Your task:
Restate the entries below verbatim.

Material provided:
"""

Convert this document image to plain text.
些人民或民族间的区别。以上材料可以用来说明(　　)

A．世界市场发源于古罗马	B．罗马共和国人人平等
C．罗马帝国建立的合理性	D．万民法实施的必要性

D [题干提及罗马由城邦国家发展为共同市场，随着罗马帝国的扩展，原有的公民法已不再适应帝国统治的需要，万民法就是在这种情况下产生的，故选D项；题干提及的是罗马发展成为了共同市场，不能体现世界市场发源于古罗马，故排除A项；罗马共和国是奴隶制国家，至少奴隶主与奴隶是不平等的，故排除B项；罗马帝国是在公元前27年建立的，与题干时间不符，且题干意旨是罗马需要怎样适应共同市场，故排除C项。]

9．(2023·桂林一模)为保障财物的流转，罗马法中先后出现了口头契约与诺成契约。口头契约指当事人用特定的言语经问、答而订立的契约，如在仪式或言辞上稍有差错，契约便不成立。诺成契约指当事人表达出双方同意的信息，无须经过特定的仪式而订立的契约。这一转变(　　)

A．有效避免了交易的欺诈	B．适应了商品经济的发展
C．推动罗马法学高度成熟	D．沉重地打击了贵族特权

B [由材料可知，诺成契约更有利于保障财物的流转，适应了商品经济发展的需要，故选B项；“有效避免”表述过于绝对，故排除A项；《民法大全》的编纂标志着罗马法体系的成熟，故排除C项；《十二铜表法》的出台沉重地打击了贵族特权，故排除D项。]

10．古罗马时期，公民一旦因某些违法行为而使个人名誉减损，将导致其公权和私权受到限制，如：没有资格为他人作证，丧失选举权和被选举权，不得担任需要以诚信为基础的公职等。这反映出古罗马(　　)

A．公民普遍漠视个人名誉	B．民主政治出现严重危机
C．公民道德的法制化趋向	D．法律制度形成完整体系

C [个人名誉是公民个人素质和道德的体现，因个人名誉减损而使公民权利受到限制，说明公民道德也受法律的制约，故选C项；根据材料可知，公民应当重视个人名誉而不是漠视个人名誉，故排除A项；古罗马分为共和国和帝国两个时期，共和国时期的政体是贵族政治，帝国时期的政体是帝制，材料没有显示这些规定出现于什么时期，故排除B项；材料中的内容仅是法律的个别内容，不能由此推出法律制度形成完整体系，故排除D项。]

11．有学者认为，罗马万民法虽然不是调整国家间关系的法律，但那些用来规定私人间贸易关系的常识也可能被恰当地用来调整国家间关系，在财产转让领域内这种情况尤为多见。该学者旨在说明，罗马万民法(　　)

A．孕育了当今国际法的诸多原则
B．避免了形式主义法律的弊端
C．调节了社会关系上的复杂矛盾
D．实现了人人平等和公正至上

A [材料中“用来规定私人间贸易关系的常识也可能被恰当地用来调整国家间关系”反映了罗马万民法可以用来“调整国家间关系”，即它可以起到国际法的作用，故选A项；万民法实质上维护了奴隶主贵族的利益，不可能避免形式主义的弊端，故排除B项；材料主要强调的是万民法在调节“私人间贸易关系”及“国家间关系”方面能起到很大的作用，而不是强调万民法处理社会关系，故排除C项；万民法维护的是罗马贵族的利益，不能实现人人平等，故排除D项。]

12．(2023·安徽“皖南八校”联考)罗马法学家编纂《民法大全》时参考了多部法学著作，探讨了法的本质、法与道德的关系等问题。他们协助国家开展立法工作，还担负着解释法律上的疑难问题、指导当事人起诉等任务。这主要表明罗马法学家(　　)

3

"""

Answer to the exercise:
Convert this document image to plain text.
些人民或民族间的区别。以上材料可以用来说明(　　)

A．世界市场发源于古罗马	B．罗马共和国人人平等
C．罗马帝国建立的合理性	D．万民法实施的必要性

D [题干提及罗马由城邦国家发展为共同市场，随着罗马帝国的扩展，原有的公民法已不再适应帝国统治的需要，万民法就是在这种情况下产生的，故选D项；题干提及的是罗马发展成为了共同市场，不能体现世界市场发源于古罗马，故排除A项；罗马共和国是奴隶制国家，至少奴隶主与奴隶是不平等的，故排除B项；罗马帝国是在公元前27年建立的，与题干时间不符，且题干意旨是罗马需要怎样适应共同市场，故排除C项。]

9．(2023·桂林一模)为保障财物的流转，罗马法中先后出现了口头契约与诺成契约。口头契约指当事人用特定的言语经问、答而订立的契约，如在仪式或言辞上稍有差错，契约便不成立。诺成契约指当事人表达出双方同意的信息，无须经过特定的仪式而订立的契约。这一转变(　　)

A．有效避免了交易的欺诈	B．适应了商品经济的发展
C．推动罗马法学高度成熟	D．沉重地打击了贵族特权

B [由材料可知，诺成契约更有利于保障财物的流转，适应了商品经济发展的需要，故选B项；“有效避免”表述过于绝对，故排除A项；《民法大全》的编纂标志着罗马法体系的成熟，故排除C项；《十二铜表法》的出台沉重地打击了贵族特权，故排除D项。]

10．古罗马时期，公民一旦因某些违法行为而使个人名誉减损，将导致其公权和私权受到限制，如：没有资格为他人作证，丧失选举权和被选举权，不得担任需要以诚信为基础的公职等。这反映出古罗马(　　)

A．公民普遍漠视个人名誉	B．民主政治出现严重危机
C．公民道德的法制化趋向	D．法律制度形成完整体系

C [个人名誉是公民个人素质和道德的体现，因个人名誉减损而使公民权利受到限制，说明公民道德也受法律的制约，故选C项；根据材料可知，公民应当重视个人名誉而不是漠视个人名誉，故排除A项；古罗马分为共和国和帝国两个时期，共和国时期的政体是贵族政治，帝国时期的政体是帝制，材料没有显示这些规定出现于什么时期，故排除B项；材料中的内容仅是法律的个别内容，不能由此推出法律制度形成完整体系，故排除D项。]

11．有学者认为，罗马万民法虽然不是调整国家间关系的法律，但那些用来规定私人间贸易关系的常识也可能被恰当地用来调整国家间关系，在财产转让领域内这种情况尤为多见。该学者旨在说明，罗马万民法(　　)

A．孕育了当今国际法的诸多原则
B．避免了形式主义法律的弊端
C．调节了社会关系上的复杂矛盾
D．实现了人人平等和公正至上

A [材料中“用来规定私人间贸易关系的常识也可能被恰当地用来调整国家间关系”反映了罗马万民法可以用来“调整国家间关系”，即它可以起到国际法的作用，故选A项；万民法实质上维护了奴隶主贵族的利益，不可能避免形式主义的弊端，故排除B项；材料主要强调的是万民法在调节“私人间贸易关系”及“国家间关系”方面能起到很大的作用，而不是强调万民法处理社会关系，故排除C项；万民法维护的是罗马贵族的利益，不能实现人人平等，故排除D项。]

12．(2023·安徽“皖南八校”联考)罗马法学家编纂《民法大全》时参考了多部法学著作，探讨了法的本质、法与道德的关系等问题。他们协助国家开展立法工作，还担负着解释法律上的疑难问题、指导当事人起诉等任务。这主要表明罗马法学家(　　)

3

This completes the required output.